Estratto della pagina →
Lo smaltimento dei rifiuti visto dal'avvocato Stefano Bertollini

Bello vedere tanti volontari intenti a pulire la città di Roma.

Magari tutte le settimane cittadini organizzati ,si dedicassero ad iniziative così lodevoli!

Le amministrazioni ne uscirebbero rafforzate e stimolate nella loro azione .

Però non possiamo dare la croce all’Amministrazione capitolina se la Città soffre di una carenza nei servizi ed in particolare nella raccolta dei rifiuti.

Non possiamo gettare la croce su di una amministrazione dichiaratamente impreparata ma in carica da appena un anno.

Se la vogliamo dirla tutta , i Comuni del Lazio pagano l’assenza di una scelta circa il piano di smaltimento dei Rifiuti la cui competenza è della Regione.

Continuiamo a inveire contro le discariche ma nei fatti rimane l’unica via possibile per lo smaltimento.

Le amministrazioni Regionali che si sono succedute negli anni non hanno avuto il coraggio e la forza politica di affermare e scegliere come smaltire.

Sono anni che la Regione e i propri rappresentanti hanno abdicato alle scelte demandate loro dai cittadini che l’hanno votate ,cercando di trovare dei compromessi per allungare il brodo e facendo quindi gli interessi del noto ras che da decenni ha la gestione monopolistica dei rifiuti.

Parole tante , buoni propositi altrettanti ma fatti zero.

Generazione di politici chiacchieroni inconcludenti e senza idee .

La tecnologia suggeriva alternative ma loro non le hanno mai prese in nessuna considerazione.

Esercizi →
1: Trascriva di nuovo, senza alcuna modifica, tutto il passo del testo sullo smaltimento dei rifiuti compreso tra "Lo smaltimento dei" e "è della Regione.".
2: Prosegua il testo sullo smaltimento dei rifiuti a Roma, riprendendo subito dopo l'ultima frase riportata.

Materiale del dataset →
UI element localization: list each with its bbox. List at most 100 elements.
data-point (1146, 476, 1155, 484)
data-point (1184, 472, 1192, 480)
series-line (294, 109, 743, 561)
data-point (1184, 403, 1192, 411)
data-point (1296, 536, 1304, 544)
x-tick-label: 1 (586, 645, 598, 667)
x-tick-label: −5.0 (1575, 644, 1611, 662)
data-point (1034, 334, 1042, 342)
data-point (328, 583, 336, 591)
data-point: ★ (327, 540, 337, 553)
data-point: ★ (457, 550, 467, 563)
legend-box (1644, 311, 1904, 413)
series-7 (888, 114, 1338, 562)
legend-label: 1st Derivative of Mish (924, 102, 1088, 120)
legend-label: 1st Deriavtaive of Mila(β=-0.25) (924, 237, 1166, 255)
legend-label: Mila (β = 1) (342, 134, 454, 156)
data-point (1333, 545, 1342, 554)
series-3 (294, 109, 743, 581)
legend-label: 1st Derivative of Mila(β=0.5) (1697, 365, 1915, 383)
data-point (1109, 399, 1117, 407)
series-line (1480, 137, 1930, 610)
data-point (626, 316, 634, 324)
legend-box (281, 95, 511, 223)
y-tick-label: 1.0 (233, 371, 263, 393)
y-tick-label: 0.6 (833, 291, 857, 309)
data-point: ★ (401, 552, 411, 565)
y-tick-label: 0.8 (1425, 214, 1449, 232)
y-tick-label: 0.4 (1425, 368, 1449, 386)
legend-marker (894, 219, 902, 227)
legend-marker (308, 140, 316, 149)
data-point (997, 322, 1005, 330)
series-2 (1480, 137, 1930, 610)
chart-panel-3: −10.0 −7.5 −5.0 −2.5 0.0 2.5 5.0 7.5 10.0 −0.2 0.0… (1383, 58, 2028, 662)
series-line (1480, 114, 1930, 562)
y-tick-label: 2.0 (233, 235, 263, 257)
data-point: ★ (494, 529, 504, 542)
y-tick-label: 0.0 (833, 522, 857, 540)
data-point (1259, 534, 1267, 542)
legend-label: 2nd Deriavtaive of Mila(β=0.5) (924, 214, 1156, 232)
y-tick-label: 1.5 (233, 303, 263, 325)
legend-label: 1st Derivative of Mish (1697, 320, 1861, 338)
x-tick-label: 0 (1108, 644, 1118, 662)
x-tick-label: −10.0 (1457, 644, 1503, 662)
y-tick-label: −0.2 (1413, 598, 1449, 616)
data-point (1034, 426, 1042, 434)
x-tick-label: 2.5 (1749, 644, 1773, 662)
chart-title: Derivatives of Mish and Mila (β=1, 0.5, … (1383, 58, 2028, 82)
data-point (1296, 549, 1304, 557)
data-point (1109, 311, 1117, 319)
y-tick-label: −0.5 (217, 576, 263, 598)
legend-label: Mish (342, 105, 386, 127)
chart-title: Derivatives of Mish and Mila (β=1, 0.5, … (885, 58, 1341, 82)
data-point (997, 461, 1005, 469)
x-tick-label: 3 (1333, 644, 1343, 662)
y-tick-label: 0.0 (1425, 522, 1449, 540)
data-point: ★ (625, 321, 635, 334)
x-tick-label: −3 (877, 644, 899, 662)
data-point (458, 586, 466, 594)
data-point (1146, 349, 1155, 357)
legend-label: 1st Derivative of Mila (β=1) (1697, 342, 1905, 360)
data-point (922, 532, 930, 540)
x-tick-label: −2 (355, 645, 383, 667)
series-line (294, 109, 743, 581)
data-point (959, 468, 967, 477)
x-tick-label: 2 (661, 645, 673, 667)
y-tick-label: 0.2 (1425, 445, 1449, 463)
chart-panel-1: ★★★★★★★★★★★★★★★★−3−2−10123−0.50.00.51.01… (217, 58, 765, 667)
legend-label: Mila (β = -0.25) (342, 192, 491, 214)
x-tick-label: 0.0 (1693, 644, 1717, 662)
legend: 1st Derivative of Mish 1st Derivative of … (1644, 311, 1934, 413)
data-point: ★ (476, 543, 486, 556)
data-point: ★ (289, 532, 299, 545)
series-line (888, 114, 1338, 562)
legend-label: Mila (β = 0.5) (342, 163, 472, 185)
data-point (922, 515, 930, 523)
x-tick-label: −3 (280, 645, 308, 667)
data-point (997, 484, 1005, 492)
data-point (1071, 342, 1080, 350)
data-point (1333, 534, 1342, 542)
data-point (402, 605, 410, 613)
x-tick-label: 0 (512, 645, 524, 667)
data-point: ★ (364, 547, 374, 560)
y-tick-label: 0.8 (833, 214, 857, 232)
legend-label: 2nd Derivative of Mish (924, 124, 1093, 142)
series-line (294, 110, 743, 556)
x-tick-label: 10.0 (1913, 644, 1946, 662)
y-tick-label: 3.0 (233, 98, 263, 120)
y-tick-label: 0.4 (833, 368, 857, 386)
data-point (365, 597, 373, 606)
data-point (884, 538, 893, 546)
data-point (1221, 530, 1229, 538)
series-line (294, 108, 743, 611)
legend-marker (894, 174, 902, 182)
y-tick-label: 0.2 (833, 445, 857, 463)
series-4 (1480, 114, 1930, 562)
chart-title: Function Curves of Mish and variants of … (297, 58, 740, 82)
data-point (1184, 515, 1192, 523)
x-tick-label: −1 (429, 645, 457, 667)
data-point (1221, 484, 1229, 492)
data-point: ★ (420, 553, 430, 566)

Soluzioni degli esercizi →
1:
Lo smaltimento dei rifiuti visto dal'avvocato Stefano Bertollini

Bello vedere tanti volontari intenti a pulire la città di Roma.

Magari tutte le settimane cittadini organizzati ,si dedicassero ad iniziative così lodevoli!

Le amministrazioni ne uscirebbero rafforzate e stimolate nella loro azione .

Però non possiamo dare la croce all’Amministrazione capitolina se la Città soffre di una carenza nei servizi ed in particolare nella raccolta dei rifiuti.

Non possiamo gettare la croce su di una amministrazione dichiaratamente impreparata ma in carica da appena un anno.

Se la vogliamo dirla tutta , i Comuni del Lazio pagano l’assenza di una scelta circa il piano di smaltimento dei Rifiuti la cui competenza è della Regione.

2:
I rifiuti ,da ricchezza l’hanno fatto diventare una emergenza senza soluzione , dimentichi che poteva essere , come è , una risorsa energetica senza eguali.

I costi sono sempre lievitati e i cittadini se ne sono fatti carico silenti, magari sperando in cuor loro , che i loro rifiuti prima o poi da costo fossero trasformati in risorsa .

Poi pretendono che il Comune di Roma risolva il problema dello smaltimento.

Anche lì, generazioni di Sindaci che hanno scelto il sistema più semplice per lo smaltimento dei rifiuti senza mai pensare a sistemi alternativi tanto c’era Malagrotta che ingoiava tutto e il contrario di tutto.

Nel frattempo l’Avv. Cerroni se la rideva.

Oggi la colpa è della Raggi! Ma fateci il piacere!

La Sindaca è il nulla al comando ma questa di responsabilità proprio non gliela si può attribuire.

I suoi ritardi e le sue inadeguatezze sono sotto gli occhi del mondo ma certo questa situazione l’ha ereditata e rischia di pagarla cara.

I romani hanno storicamente un rapporto conflittuale con i rifiuti ma le amministrazioni l’hanno certamente acuito e ci hanno sguazzato per gli evidenti ritorni .

Sindaci di tutti i colori avrebbero potuto , anzi dovuto , in collaborazione con la Regione, risolvere definitivamente il problema , invece l’hanno procastinato , tanto pagava e paga sempre pantalone.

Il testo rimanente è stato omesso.